Reproduce every entry in the listing without alteration.

-- START Stored records --

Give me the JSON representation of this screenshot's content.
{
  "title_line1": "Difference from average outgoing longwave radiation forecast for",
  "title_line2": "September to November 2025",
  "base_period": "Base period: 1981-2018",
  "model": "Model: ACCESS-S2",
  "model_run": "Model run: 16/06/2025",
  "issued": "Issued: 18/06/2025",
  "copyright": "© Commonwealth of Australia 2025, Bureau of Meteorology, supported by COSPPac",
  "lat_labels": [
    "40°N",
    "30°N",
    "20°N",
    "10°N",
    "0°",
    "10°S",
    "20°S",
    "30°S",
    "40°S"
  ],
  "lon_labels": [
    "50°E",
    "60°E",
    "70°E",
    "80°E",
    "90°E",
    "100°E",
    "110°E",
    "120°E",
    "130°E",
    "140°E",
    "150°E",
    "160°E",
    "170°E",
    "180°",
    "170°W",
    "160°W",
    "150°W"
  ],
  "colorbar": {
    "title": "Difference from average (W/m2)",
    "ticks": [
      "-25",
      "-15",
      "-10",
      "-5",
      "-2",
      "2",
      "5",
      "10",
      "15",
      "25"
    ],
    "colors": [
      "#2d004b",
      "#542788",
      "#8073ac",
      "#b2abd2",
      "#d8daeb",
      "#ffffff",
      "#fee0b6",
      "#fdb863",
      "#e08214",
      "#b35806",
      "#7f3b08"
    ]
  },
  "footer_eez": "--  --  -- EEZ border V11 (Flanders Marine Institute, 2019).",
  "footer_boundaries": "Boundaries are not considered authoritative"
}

-- END Stored records --

## Task output
Give me the JSON representation of this screenshot's content.
{
  "title_line1": "Difference from average outgoing longwave radiation forecast for",
  "title_line2": "September to November 2025",
  "base_period": "Base period: 1981-2018",
  "model": "Model: ACCESS-S2",
  "model_run": "Model run: 16/06/2025",
  "issued": "Issued: 18/06/2025",
  "copyright": "© Commonwealth of Australia 2025, Bureau of Meteorology, supported by COSPPac",
  "lat_labels": [
    "40°N",
    "30°N",
    "20°N",
    "10°N",
    "0°",
    "10°S",
    "20°S",
    "30°S",
    "40°S"
  ],
  "lon_labels": [
    "50°E",
    "60°E",
    "70°E",
    "80°E",
    "90°E",
    "100°E",
    "110°E",
    "120°E",
    "130°E",
    "140°E",
    "150°E",
    "160°E",
    "170°E",
    "180°",
    "170°W",
    "160°W",
    "150°W"
  ],
  "colorbar": {
    "title": "Difference from average (W/m2)",
    "ticks": [
      "-25",
      "-15",
      "-10",
      "-5",
      "-2",
      "2",
      "5",
      "10",
      "15",
      "25"
    ],
    "colors": [
      "#2d004b",
      "#542788",
      "#8073ac",
      "#b2abd2",
      "#d8daeb",
      "#ffffff",
      "#fee0b6",
      "#fdb863",
      "#e08214",
      "#b35806",
      "#7f3b08"
    ]
  },
  "footer_eez": "--  --  -- EEZ border V11 (Flanders Marine Institute, 2019).",
  "footer_boundaries": "Boundaries are not considered authoritative"
}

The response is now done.